* [Brief] The records that follow should be retyped word for word.

Data records

------------------------------------------------------------

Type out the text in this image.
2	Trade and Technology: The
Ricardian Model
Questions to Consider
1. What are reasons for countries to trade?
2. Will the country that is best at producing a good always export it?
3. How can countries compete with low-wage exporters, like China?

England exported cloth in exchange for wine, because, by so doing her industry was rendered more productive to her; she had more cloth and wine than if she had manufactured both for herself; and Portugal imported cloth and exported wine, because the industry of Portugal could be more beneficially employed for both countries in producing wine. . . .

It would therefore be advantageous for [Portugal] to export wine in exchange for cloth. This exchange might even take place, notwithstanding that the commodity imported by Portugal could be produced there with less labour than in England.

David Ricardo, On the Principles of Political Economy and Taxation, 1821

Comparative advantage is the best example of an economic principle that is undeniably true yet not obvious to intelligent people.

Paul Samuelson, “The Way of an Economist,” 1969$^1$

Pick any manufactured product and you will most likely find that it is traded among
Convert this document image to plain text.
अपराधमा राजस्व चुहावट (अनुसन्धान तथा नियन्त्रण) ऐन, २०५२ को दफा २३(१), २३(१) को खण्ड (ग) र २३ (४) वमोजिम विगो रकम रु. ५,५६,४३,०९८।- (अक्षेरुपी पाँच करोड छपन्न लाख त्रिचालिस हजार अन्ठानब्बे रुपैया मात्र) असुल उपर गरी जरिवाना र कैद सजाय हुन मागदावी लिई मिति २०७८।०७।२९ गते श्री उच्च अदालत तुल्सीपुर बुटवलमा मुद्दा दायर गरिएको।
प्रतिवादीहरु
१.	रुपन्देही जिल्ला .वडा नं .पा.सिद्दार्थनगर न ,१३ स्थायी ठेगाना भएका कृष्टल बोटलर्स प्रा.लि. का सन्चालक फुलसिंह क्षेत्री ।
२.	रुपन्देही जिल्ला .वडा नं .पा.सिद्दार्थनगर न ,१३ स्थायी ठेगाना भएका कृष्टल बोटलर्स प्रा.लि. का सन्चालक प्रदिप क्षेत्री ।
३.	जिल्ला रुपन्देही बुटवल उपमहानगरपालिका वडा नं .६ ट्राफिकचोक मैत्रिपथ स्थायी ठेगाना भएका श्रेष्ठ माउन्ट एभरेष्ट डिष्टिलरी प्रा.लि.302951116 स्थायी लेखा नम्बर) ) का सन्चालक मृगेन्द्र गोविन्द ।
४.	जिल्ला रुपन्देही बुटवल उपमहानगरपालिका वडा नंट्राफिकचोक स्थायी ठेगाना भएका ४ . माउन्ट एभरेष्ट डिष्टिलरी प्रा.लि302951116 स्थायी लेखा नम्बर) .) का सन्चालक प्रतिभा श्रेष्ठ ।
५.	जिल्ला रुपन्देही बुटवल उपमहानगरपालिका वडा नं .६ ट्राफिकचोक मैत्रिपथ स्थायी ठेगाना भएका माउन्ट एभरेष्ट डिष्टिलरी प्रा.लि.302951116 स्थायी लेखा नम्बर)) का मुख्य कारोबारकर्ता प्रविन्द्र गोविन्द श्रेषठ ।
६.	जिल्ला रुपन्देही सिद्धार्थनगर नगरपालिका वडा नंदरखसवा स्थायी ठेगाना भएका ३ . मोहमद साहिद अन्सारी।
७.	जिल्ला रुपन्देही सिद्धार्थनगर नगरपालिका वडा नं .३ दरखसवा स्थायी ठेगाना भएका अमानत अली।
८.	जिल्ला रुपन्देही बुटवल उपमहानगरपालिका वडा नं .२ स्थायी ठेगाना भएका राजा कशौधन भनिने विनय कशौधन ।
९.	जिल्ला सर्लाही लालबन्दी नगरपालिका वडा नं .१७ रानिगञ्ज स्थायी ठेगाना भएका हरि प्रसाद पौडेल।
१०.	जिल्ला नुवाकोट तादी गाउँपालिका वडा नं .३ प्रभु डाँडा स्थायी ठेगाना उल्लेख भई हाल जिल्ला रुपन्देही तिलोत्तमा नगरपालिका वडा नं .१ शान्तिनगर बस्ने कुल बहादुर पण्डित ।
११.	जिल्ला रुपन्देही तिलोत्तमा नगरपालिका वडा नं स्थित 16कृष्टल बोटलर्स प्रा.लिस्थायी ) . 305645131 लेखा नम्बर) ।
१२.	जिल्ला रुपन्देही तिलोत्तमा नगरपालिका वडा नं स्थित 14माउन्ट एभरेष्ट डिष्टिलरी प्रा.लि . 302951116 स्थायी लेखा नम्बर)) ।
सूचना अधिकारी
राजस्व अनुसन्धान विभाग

------------------------------------------------------------

* [Exercise output]
Type out the text in this image.
2	Trade and Technology: The
Ricardian Model
Questions to Consider
1. What are reasons for countries to trade?
2. Will the country that is best at producing a good always export it?
3. How can countries compete with low-wage exporters, like China?

England exported cloth in exchange for wine, because, by so doing her industry was rendered more productive to her; she had more cloth and wine than if she had manufactured both for herself; and Portugal imported cloth and exported wine, because the industry of Portugal could be more beneficially employed for both countries in producing wine. . . .

It would therefore be advantageous for [Portugal] to export wine in exchange for cloth. This exchange might even take place, notwithstanding that the commodity imported by Portugal could be produced there with less labour than in England.

David Ricardo, On the Principles of Political Economy and Taxation, 1821

Comparative advantage is the best example of an economic principle that is undeniably true yet not obvious to intelligent people.

Paul Samuelson, “The Way of an Economist,” 1969$^1$

Pick any manufactured product and you will most likely find that it is traded among
Convert this document image to plain text.
अपराधमा राजस्व चुहावट (अनुसन्धान तथा नियन्त्रण) ऐन, २०५२ को दफा २३(१), २३(१) को खण्ड (ग) र २३ (४) वमोजिम विगो रकम रु. ५,५६,४३,०९८।- (अक्षेरुपी पाँच करोड छपन्न लाख त्रिचालिस हजार अन्ठानब्बे रुपैया मात्र) असुल उपर गरी जरिवाना र कैद सजाय हुन मागदावी लिई मिति २०७८।०७।२९ गते श्री उच्च अदालत तुल्सीपुर बुटवलमा मुद्दा दायर गरिएको।
प्रतिवादीहरु
१.	रुपन्देही जिल्ला .वडा नं .पा.सिद्दार्थनगर न ,१३ स्थायी ठेगाना भएका कृष्टल बोटलर्स प्रा.लि. का सन्चालक फुलसिंह क्षेत्री ।
२.	रुपन्देही जिल्ला .वडा नं .पा.सिद्दार्थनगर न ,१३ स्थायी ठेगाना भएका कृष्टल बोटलर्स प्रा.लि. का सन्चालक प्रदिप क्षेत्री ।
३.	जिल्ला रुपन्देही बुटवल उपमहानगरपालिका वडा नं .६ ट्राफिकचोक मैत्रिपथ स्थायी ठेगाना भएका श्रेष्ठ माउन्ट एभरेष्ट डिष्टिलरी प्रा.लि.302951116 स्थायी लेखा नम्बर) ) का सन्चालक मृगेन्द्र गोविन्द ।
४.	जिल्ला रुपन्देही बुटवल उपमहानगरपालिका वडा नंट्राफिकचोक स्थायी ठेगाना भएका ४ . माउन्ट एभरेष्ट डिष्टिलरी प्रा.लि302951116 स्थायी लेखा नम्बर) .) का सन्चालक प्रतिभा श्रेष्ठ ।
५.	जिल्ला रुपन्देही बुटवल उपमहानगरपालिका वडा नं .६ ट्राफिकचोक मैत्रिपथ स्थायी ठेगाना भएका माउन्ट एभरेष्ट डिष्टिलरी प्रा.लि.302951116 स्थायी लेखा नम्बर)) का मुख्य कारोबारकर्ता प्रविन्द्र गोविन्द श्रेषठ ।
६.	जिल्ला रुपन्देही सिद्धार्थनगर नगरपालिका वडा नंदरखसवा स्थायी ठेगाना भएका ३ . मोहमद साहिद अन्सारी।
७.	जिल्ला रुपन्देही सिद्धार्थनगर नगरपालिका वडा नं .३ दरखसवा स्थायी ठेगाना भएका अमानत अली।
८.	जिल्ला रुपन्देही बुटवल उपमहानगरपालिका वडा नं .२ स्थायी ठेगाना भएका राजा कशौधन भनिने विनय कशौधन ।
९.	जिल्ला सर्लाही लालबन्दी नगरपालिका वडा नं .१७ रानिगञ्ज स्थायी ठेगाना भएका हरि प्रसाद पौडेल।
१०.	जिल्ला नुवाकोट तादी गाउँपालिका वडा नं .३ प्रभु डाँडा स्थायी ठेगाना उल्लेख भई हाल जिल्ला रुपन्देही तिलोत्तमा नगरपालिका वडा नं .१ शान्तिनगर बस्ने कुल बहादुर पण्डित ।
११.	जिल्ला रुपन्देही तिलोत्तमा नगरपालिका वडा नं स्थित 16कृष्टल बोटलर्स प्रा.लिस्थायी ) . 305645131 लेखा नम्बर) ।
१२.	जिल्ला रुपन्देही तिलोत्तमा नगरपालिका वडा नं स्थित 14माउन्ट एभरेष्ट डिष्टिलरी प्रा.लि . 302951116 स्थायी लेखा नम्बर)) ।
सूचना अधिकारी
राजस्व अनुसन्धान विभाग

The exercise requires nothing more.